Reproduce all lines of the listing below in which the word "idées" occurs.
***** MATERIAL
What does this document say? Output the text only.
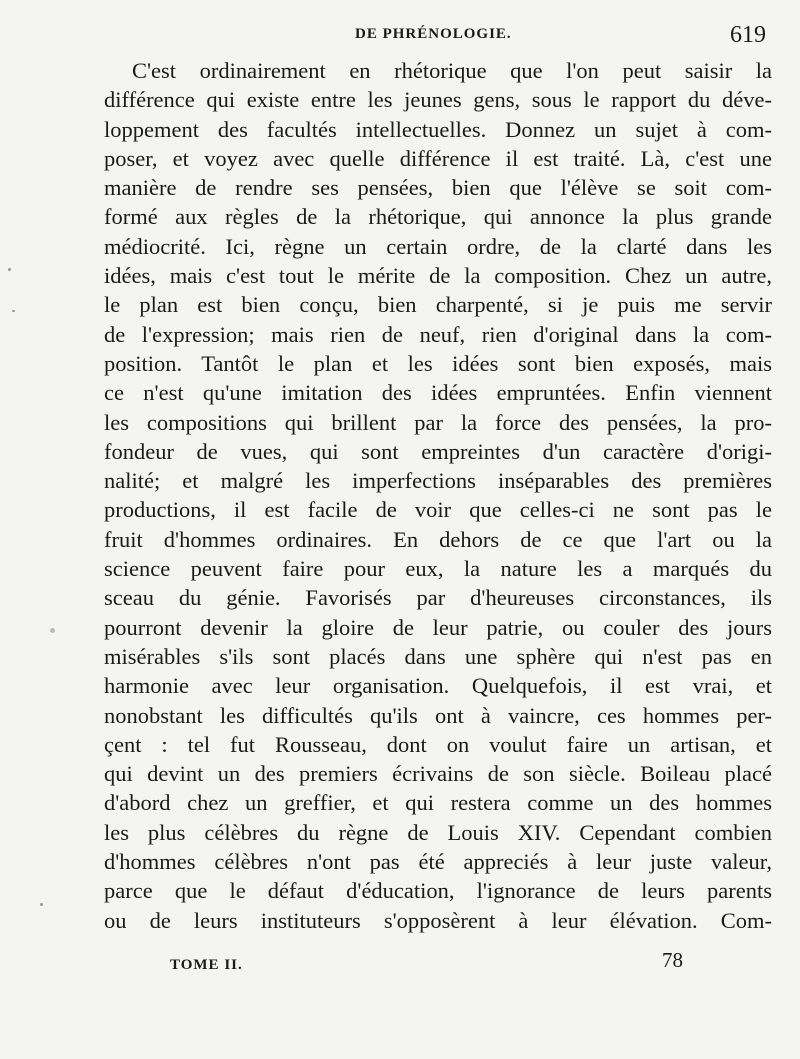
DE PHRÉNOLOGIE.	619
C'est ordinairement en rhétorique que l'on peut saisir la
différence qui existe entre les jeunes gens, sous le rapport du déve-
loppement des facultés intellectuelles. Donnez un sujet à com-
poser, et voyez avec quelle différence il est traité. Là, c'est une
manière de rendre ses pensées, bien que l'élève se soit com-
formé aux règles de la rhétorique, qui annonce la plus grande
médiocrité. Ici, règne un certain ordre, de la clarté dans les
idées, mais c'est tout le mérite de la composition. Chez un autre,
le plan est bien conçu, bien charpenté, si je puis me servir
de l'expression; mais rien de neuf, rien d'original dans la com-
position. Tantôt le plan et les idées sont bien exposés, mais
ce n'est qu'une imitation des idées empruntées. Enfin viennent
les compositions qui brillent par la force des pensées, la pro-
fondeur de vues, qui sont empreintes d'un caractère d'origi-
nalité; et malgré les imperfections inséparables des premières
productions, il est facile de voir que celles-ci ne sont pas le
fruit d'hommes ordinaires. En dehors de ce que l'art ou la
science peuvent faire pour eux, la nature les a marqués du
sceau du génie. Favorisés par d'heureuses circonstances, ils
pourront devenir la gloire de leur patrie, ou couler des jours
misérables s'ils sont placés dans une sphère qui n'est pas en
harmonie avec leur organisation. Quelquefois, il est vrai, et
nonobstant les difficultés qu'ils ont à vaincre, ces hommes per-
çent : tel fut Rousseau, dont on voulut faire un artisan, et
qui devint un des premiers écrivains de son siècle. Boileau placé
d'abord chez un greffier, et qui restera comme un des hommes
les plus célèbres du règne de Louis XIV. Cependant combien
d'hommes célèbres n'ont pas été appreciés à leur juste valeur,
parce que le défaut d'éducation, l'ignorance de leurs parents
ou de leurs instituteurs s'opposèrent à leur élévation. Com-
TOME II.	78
**********
***** MATERIAL
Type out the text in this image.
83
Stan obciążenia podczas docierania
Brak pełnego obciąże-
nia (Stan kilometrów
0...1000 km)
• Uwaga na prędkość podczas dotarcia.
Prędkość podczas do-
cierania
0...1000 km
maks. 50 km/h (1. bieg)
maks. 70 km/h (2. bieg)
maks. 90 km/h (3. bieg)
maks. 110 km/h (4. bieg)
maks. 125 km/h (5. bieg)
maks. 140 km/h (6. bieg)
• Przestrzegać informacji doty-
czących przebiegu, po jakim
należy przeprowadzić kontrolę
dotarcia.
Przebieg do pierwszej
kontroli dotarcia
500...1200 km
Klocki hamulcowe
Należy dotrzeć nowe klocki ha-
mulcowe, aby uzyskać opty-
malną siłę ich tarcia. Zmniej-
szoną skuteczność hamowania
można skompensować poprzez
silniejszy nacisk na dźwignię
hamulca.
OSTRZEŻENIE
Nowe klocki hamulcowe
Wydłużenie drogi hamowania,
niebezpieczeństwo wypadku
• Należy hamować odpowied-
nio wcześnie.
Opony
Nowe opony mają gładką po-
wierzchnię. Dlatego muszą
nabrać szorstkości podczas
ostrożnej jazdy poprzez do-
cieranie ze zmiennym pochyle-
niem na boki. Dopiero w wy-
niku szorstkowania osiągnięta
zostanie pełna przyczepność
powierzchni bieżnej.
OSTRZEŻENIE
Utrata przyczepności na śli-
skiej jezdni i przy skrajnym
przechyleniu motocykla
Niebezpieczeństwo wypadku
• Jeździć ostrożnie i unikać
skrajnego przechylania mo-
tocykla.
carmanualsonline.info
**********
***** MATERIAL
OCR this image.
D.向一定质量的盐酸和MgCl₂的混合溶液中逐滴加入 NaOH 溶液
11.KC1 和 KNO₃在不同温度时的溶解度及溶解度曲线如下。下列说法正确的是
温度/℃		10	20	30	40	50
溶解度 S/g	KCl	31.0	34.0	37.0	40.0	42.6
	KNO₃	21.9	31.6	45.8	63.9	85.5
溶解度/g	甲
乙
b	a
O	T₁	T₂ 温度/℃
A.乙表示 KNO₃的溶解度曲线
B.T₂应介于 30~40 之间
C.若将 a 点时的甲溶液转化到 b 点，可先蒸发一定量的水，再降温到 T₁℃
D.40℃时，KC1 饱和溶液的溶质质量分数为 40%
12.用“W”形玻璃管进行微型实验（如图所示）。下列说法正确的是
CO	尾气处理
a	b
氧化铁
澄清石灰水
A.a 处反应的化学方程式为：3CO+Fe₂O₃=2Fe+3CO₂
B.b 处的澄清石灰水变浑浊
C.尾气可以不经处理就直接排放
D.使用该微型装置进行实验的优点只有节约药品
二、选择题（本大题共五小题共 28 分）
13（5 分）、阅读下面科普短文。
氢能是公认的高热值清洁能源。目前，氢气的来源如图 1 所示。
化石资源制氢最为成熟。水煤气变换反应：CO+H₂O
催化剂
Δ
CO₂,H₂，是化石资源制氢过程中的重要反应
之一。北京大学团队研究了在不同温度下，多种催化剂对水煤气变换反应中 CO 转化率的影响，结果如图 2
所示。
**********
◆ **ANSWER TO THIS EXERCISE**
idées, mais c'est tout le mérite de la composition. Chez un autre,
position. Tantôt le plan et les idées sont bien exposés, mais
ce n'est qu'une imitation des idées empruntées. Enfin viennent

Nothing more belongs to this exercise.